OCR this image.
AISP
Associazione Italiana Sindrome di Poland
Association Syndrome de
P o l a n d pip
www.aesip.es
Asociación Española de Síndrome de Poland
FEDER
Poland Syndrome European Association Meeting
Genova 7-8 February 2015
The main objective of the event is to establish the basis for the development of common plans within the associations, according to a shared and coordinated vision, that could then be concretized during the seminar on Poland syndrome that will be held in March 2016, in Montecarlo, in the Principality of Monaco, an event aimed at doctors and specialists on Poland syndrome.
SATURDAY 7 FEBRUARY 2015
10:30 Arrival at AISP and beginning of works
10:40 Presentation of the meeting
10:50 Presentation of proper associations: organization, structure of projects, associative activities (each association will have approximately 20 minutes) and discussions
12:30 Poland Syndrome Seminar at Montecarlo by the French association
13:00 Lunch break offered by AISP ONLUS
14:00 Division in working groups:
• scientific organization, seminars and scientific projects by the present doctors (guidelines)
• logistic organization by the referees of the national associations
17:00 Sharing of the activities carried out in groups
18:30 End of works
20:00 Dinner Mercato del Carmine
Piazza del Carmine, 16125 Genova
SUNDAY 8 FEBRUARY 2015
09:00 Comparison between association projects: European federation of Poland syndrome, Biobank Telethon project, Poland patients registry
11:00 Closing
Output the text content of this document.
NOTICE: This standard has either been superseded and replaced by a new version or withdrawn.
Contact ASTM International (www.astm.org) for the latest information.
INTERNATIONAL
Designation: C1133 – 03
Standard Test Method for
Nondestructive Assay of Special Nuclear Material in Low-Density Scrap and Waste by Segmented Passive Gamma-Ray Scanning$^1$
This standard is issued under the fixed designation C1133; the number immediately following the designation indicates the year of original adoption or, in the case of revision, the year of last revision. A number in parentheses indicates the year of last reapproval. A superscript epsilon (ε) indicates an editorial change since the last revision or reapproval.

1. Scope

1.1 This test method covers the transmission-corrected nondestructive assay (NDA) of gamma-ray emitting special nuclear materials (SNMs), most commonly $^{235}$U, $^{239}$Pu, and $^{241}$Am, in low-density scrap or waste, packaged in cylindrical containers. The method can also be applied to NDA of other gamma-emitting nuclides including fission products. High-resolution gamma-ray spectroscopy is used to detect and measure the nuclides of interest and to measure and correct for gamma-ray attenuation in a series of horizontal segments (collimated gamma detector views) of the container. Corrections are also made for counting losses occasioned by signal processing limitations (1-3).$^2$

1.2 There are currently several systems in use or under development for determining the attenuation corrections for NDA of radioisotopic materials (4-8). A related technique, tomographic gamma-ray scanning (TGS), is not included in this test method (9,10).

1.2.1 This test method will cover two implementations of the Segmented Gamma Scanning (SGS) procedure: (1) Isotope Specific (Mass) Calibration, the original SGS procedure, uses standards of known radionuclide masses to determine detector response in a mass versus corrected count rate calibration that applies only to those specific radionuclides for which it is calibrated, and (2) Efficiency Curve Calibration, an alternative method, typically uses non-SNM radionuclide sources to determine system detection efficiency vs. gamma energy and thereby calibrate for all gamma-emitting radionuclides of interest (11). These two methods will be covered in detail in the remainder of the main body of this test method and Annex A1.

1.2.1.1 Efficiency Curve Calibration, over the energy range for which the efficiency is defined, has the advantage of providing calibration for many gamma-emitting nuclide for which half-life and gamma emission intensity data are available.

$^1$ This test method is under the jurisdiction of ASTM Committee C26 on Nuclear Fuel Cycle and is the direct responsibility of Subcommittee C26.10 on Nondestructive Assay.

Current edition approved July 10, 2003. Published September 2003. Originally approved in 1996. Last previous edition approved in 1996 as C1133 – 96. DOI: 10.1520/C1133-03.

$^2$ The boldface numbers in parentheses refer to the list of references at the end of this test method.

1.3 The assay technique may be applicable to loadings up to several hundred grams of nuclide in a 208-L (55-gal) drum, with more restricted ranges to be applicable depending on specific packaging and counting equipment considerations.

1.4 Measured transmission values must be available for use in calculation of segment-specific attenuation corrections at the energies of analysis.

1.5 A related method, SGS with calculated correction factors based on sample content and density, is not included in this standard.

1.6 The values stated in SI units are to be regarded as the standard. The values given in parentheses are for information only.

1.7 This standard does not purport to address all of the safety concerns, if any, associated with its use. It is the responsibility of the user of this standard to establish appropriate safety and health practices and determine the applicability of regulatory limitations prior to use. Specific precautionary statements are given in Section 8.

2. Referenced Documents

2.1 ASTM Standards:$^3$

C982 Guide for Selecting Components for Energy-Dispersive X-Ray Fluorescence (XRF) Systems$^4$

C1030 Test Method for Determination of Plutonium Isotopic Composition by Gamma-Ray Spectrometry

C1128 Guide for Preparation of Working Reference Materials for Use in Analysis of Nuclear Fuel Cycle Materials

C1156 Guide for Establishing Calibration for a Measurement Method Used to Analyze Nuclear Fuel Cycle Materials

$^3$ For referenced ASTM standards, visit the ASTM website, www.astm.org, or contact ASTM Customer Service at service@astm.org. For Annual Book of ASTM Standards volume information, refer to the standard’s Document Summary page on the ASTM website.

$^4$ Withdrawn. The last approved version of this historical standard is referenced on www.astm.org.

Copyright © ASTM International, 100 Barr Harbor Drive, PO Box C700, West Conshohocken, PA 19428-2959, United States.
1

Exercise brief:
Would you copy out all of the entries exactly?

Your solution:
OCR this image.
AISP
Associazione Italiana Sindrome di Poland
Association Syndrome de
P o l a n d pip
www.aesip.es
Asociación Española de Síndrome de Poland
FEDER
Poland Syndrome European Association Meeting
Genova 7-8 February 2015
The main objective of the event is to establish the basis for the development of common plans within the associations, according to a shared and coordinated vision, that could then be concretized during the seminar on Poland syndrome that will be held in March 2016, in Montecarlo, in the Principality of Monaco, an event aimed at doctors and specialists on Poland syndrome.
SATURDAY 7 FEBRUARY 2015
10:30 Arrival at AISP and beginning of works
10:40 Presentation of the meeting
10:50 Presentation of proper associations: organization, structure of projects, associative activities (each association will have approximately 20 minutes) and discussions
12:30 Poland Syndrome Seminar at Montecarlo by the French association
13:00 Lunch break offered by AISP ONLUS
14:00 Division in working groups:
• scientific organization, seminars and scientific projects by the present doctors (guidelines)
• logistic organization by the referees of the national associations
17:00 Sharing of the activities carried out in groups
18:30 End of works
20:00 Dinner Mercato del Carmine
Piazza del Carmine, 16125 Genova
SUNDAY 8 FEBRUARY 2015
09:00 Comparison between association projects: European federation of Poland syndrome, Biobank Telethon project, Poland patients registry
11:00 Closing
Output the text content of this document.
NOTICE: This standard has either been superseded and replaced by a new version or withdrawn.
Contact ASTM International (www.astm.org) for the latest information.
INTERNATIONAL
Designation: C1133 – 03
Standard Test Method for
Nondestructive Assay of Special Nuclear Material in Low-Density Scrap and Waste by Segmented Passive Gamma-Ray Scanning$^1$
This standard is issued under the fixed designation C1133; the number immediately following the designation indicates the year of original adoption or, in the case of revision, the year of last revision. A number in parentheses indicates the year of last reapproval. A superscript epsilon (ε) indicates an editorial change since the last revision or reapproval.

1. Scope

1.1 This test method covers the transmission-corrected nondestructive assay (NDA) of gamma-ray emitting special nuclear materials (SNMs), most commonly $^{235}$U, $^{239}$Pu, and $^{241}$Am, in low-density scrap or waste, packaged in cylindrical containers. The method can also be applied to NDA of other gamma-emitting nuclides including fission products. High-resolution gamma-ray spectroscopy is used to detect and measure the nuclides of interest and to measure and correct for gamma-ray attenuation in a series of horizontal segments (collimated gamma detector views) of the container. Corrections are also made for counting losses occasioned by signal processing limitations (1-3).$^2$

1.2 There are currently several systems in use or under development for determining the attenuation corrections for NDA of radioisotopic materials (4-8). A related technique, tomographic gamma-ray scanning (TGS), is not included in this test method (9,10).

1.2.1 This test method will cover two implementations of the Segmented Gamma Scanning (SGS) procedure: (1) Isotope Specific (Mass) Calibration, the original SGS procedure, uses standards of known radionuclide masses to determine detector response in a mass versus corrected count rate calibration that applies only to those specific radionuclides for which it is calibrated, and (2) Efficiency Curve Calibration, an alternative method, typically uses non-SNM radionuclide sources to determine system detection efficiency vs. gamma energy and thereby calibrate for all gamma-emitting radionuclides of interest (11). These two methods will be covered in detail in the remainder of the main body of this test method and Annex A1.

1.2.1.1 Efficiency Curve Calibration, over the energy range for which the efficiency is defined, has the advantage of providing calibration for many gamma-emitting nuclide for which half-life and gamma emission intensity data are available.

$^1$ This test method is under the jurisdiction of ASTM Committee C26 on Nuclear Fuel Cycle and is the direct responsibility of Subcommittee C26.10 on Nondestructive Assay.

Current edition approved July 10, 2003. Published September 2003. Originally approved in 1996. Last previous edition approved in 1996 as C1133 – 96. DOI: 10.1520/C1133-03.

$^2$ The boldface numbers in parentheses refer to the list of references at the end of this test method.

1.3 The assay technique may be applicable to loadings up to several hundred grams of nuclide in a 208-L (55-gal) drum, with more restricted ranges to be applicable depending on specific packaging and counting equipment considerations.

1.4 Measured transmission values must be available for use in calculation of segment-specific attenuation corrections at the energies of analysis.

1.5 A related method, SGS with calculated correction factors based on sample content and density, is not included in this standard.

1.6 The values stated in SI units are to be regarded as the standard. The values given in parentheses are for information only.

1.7 This standard does not purport to address all of the safety concerns, if any, associated with its use. It is the responsibility of the user of this standard to establish appropriate safety and health practices and determine the applicability of regulatory limitations prior to use. Specific precautionary statements are given in Section 8.

2. Referenced Documents

2.1 ASTM Standards:$^3$

C982 Guide for Selecting Components for Energy-Dispersive X-Ray Fluorescence (XRF) Systems$^4$

C1030 Test Method for Determination of Plutonium Isotopic Composition by Gamma-Ray Spectrometry

C1128 Guide for Preparation of Working Reference Materials for Use in Analysis of Nuclear Fuel Cycle Materials

C1156 Guide for Establishing Calibration for a Measurement Method Used to Analyze Nuclear Fuel Cycle Materials

$^3$ For referenced ASTM standards, visit the ASTM website, www.astm.org, or contact ASTM Customer Service at service@astm.org. For Annual Book of ASTM Standards volume information, refer to the standard’s Document Summary page on the ASTM website.

$^4$ Withdrawn. The last approved version of this historical standard is referenced on www.astm.org.

Copyright © ASTM International, 100 Barr Harbor Drive, PO Box C700, West Conshohocken, PA 19428-2959, United States.
1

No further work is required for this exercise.